Quote the full listing word for word.

(Raw records)
>> BEGIN
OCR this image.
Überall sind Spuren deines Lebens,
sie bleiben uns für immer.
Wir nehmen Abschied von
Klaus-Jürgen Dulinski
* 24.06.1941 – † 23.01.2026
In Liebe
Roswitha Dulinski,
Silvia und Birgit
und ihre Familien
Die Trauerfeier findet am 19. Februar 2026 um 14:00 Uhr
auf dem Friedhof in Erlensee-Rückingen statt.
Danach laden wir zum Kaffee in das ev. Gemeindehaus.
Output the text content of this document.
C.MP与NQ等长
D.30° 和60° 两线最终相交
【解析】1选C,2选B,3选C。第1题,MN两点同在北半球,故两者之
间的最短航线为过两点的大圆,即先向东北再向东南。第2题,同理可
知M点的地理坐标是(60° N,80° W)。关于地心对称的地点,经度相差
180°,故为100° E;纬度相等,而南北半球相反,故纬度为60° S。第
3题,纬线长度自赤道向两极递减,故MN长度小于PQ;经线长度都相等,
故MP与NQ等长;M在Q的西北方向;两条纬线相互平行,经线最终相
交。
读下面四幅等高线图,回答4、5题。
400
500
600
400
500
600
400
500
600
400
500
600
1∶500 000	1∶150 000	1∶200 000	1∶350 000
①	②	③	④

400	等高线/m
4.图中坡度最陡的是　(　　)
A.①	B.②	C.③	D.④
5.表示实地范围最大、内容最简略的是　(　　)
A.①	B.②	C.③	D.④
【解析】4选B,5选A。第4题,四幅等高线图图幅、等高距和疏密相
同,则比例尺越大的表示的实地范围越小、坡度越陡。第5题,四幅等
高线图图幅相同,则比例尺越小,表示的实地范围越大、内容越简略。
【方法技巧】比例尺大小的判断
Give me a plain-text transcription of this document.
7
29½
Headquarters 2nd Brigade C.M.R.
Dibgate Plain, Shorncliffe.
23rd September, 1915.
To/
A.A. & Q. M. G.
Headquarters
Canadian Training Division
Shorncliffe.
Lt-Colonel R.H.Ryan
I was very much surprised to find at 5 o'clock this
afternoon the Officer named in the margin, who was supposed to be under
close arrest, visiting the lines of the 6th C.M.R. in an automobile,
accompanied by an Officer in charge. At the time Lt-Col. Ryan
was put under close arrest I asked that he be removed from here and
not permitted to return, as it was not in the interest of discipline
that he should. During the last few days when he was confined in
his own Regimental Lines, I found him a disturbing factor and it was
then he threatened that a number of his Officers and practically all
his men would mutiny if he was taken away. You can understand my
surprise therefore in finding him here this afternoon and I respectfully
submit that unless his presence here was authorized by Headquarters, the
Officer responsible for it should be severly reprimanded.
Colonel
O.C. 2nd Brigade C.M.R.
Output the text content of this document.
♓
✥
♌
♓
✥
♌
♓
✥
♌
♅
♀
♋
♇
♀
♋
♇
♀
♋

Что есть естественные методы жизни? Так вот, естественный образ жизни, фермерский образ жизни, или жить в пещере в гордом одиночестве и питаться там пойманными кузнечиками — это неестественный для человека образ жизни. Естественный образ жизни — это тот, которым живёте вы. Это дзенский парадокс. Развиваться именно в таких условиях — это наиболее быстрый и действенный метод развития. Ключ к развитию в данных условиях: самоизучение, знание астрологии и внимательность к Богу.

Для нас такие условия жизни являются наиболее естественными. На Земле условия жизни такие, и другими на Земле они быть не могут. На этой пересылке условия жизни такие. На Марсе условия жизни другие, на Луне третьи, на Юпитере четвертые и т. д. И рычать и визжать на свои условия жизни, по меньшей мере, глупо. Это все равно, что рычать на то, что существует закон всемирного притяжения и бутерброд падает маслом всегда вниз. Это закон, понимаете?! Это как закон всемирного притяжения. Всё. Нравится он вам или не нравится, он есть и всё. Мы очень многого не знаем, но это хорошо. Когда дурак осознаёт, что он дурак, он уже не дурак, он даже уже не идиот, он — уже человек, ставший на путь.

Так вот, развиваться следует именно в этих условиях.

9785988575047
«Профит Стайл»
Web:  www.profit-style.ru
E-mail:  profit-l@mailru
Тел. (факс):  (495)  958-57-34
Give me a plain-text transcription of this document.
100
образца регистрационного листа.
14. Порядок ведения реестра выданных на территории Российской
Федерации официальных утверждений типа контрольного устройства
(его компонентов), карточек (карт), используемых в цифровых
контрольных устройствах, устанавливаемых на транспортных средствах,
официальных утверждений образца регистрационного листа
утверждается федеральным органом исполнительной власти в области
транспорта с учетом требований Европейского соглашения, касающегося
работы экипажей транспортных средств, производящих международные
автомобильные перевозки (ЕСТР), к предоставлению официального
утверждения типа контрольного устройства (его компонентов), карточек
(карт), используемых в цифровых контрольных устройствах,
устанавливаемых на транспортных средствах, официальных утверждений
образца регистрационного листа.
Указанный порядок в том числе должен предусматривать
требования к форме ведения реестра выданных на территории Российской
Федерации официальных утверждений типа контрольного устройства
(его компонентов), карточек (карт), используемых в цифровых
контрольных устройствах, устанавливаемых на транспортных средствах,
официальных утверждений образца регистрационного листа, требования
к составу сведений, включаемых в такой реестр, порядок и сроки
>> END
Correct output =>
OCR this image.
Überall sind Spuren deines Lebens,
sie bleiben uns für immer.
Wir nehmen Abschied von
Klaus-Jürgen Dulinski
* 24.06.1941 – † 23.01.2026
In Liebe
Roswitha Dulinski,
Silvia und Birgit
und ihre Familien
Die Trauerfeier findet am 19. Februar 2026 um 14:00 Uhr
auf dem Friedhof in Erlensee-Rückingen statt.
Danach laden wir zum Kaffee in das ev. Gemeindehaus.
Output the text content of this document.
C.MP与NQ等长
D.30° 和60° 两线最终相交
【解析】1选C,2选B,3选C。第1题,MN两点同在北半球,故两者之
间的最短航线为过两点的大圆,即先向东北再向东南。第2题,同理可
知M点的地理坐标是(60° N,80° W)。关于地心对称的地点,经度相差
180°,故为100° E;纬度相等,而南北半球相反,故纬度为60° S。第
3题,纬线长度自赤道向两极递减,故MN长度小于PQ;经线长度都相等,
故MP与NQ等长;M在Q的西北方向;两条纬线相互平行,经线最终相
交。
读下面四幅等高线图,回答4、5题。
400
500
600
400
500
600
400
500
600
400
500
600
1∶500 000	1∶150 000	1∶200 000	1∶350 000
①	②	③	④

400	等高线/m
4.图中坡度最陡的是　(　　)
A.①	B.②	C.③	D.④
5.表示实地范围最大、内容最简略的是　(　　)
A.①	B.②	C.③	D.④
【解析】4选B,5选A。第4题,四幅等高线图图幅、等高距和疏密相
同,则比例尺越大的表示的实地范围越小、坡度越陡。第5题,四幅等
高线图图幅相同,则比例尺越小,表示的实地范围越大、内容越简略。
【方法技巧】比例尺大小的判断
Give me a plain-text transcription of this document.
7
29½
Headquarters 2nd Brigade C.M.R.
Dibgate Plain, Shorncliffe.
23rd September, 1915.
To/
A.A. & Q. M. G.
Headquarters
Canadian Training Division
Shorncliffe.
Lt-Colonel R.H.Ryan
I was very much surprised to find at 5 o'clock this
afternoon the Officer named in the margin, who was supposed to be under
close arrest, visiting the lines of the 6th C.M.R. in an automobile,
accompanied by an Officer in charge. At the time Lt-Col. Ryan
was put under close arrest I asked that he be removed from here and
not permitted to return, as it was not in the interest of discipline
that he should. During the last few days when he was confined in
his own Regimental Lines, I found him a disturbing factor and it was
then he threatened that a number of his Officers and practically all
his men would mutiny if he was taken away. You can understand my
surprise therefore in finding him here this afternoon and I respectfully
submit that unless his presence here was authorized by Headquarters, the
Officer responsible for it should be severly reprimanded.
Colonel
O.C. 2nd Brigade C.M.R.
Output the text content of this document.
♓
✥
♌
♓
✥
♌
♓
✥
♌
♅
♀
♋
♇
♀
♋
♇
♀
♋

Что есть естественные методы жизни? Так вот, естественный образ жизни, фермерский образ жизни, или жить в пещере в гордом одиночестве и питаться там пойманными кузнечиками — это неестественный для человека образ жизни. Естественный образ жизни — это тот, которым живёте вы. Это дзенский парадокс. Развиваться именно в таких условиях — это наиболее быстрый и действенный метод развития. Ключ к развитию в данных условиях: самоизучение, знание астрологии и внимательность к Богу.

Для нас такие условия жизни являются наиболее естественными. На Земле условия жизни такие, и другими на Земле они быть не могут. На этой пересылке условия жизни такие. На Марсе условия жизни другие, на Луне третьи, на Юпитере четвертые и т. д. И рычать и визжать на свои условия жизни, по меньшей мере, глупо. Это все равно, что рычать на то, что существует закон всемирного притяжения и бутерброд падает маслом всегда вниз. Это закон, понимаете?! Это как закон всемирного притяжения. Всё. Нравится он вам или не нравится, он есть и всё. Мы очень многого не знаем, но это хорошо. Когда дурак осознаёт, что он дурак, он уже не дурак, он даже уже не идиот, он — уже человек, ставший на путь.

Так вот, развиваться следует именно в этих условиях.

9785988575047
«Профит Стайл»
Web:  www.profit-style.ru
E-mail:  profit-l@mailru
Тел. (факс):  (495)  958-57-34
Give me a plain-text transcription of this document.
100
образца регистрационного листа.
14. Порядок ведения реестра выданных на территории Российской
Федерации официальных утверждений типа контрольного устройства
(его компонентов), карточек (карт), используемых в цифровых
контрольных устройствах, устанавливаемых на транспортных средствах,
официальных утверждений образца регистрационного листа
утверждается федеральным органом исполнительной власти в области
транспорта с учетом требований Европейского соглашения, касающегося
работы экипажей транспортных средств, производящих международные
автомобильные перевозки (ЕСТР), к предоставлению официального
утверждения типа контрольного устройства (его компонентов), карточек
(карт), используемых в цифровых контрольных устройствах,
устанавливаемых на транспортных средствах, официальных утверждений
образца регистрационного листа.
Указанный порядок в том числе должен предусматривать
требования к форме ведения реестра выданных на территории Российской
Федерации официальных утверждений типа контрольного устройства
(его компонентов), карточек (карт), используемых в цифровых
контрольных устройствах, устанавливаемых на транспортных средствах,
официальных утверждений образца регистрационного листа, требования
к составу сведений, включаемых в такой реестр, порядок и сроки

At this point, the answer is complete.